▸ Written exercise
Could you give the data below again, exactly and completely?

▸ Material for the task
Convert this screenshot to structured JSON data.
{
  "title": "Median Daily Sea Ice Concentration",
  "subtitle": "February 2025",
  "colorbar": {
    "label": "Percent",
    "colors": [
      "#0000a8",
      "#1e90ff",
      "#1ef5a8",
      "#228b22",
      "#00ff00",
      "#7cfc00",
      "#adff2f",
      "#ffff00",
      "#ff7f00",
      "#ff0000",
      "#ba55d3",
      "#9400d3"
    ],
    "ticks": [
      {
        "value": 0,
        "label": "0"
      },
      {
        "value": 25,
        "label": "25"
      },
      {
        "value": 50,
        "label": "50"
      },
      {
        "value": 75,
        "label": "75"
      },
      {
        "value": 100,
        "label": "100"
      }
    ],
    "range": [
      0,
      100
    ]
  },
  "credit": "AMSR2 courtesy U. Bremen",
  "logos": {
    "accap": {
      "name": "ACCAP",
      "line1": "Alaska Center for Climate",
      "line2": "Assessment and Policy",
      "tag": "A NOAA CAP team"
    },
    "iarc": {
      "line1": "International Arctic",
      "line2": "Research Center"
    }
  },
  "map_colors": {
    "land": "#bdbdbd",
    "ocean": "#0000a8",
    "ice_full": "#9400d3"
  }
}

▸ The response
Convert this screenshot to structured JSON data.
{
  "title": "Median Daily Sea Ice Concentration",
  "subtitle": "February 2025",
  "colorbar": {
    "label": "Percent",
    "colors": [
      "#0000a8",
      "#1e90ff",
      "#1ef5a8",
      "#228b22",
      "#00ff00",
      "#7cfc00",
      "#adff2f",
      "#ffff00",
      "#ff7f00",
      "#ff0000",
      "#ba55d3",
      "#9400d3"
    ],
    "ticks": [
      {
        "value": 0,
        "label": "0"
      },
      {
        "value": 25,
        "label": "25"
      },
      {
        "value": 50,
        "label": "50"
      },
      {
        "value": 75,
        "label": "75"
      },
      {
        "value": 100,
        "label": "100"
      }
    ],
    "range": [
      0,
      100
    ]
  },
  "credit": "AMSR2 courtesy U. Bremen",
  "logos": {
    "accap": {
      "name": "ACCAP",
      "line1": "Alaska Center for Climate",
      "line2": "Assessment and Policy",
      "tag": "A NOAA CAP team"
    },
    "iarc": {
      "line1": "International Arctic",
      "line2": "Research Center"
    }
  },
  "map_colors": {
    "land": "#bdbdbd",
    "ocean": "#0000a8",
    "ice_full": "#9400d3"
  }
}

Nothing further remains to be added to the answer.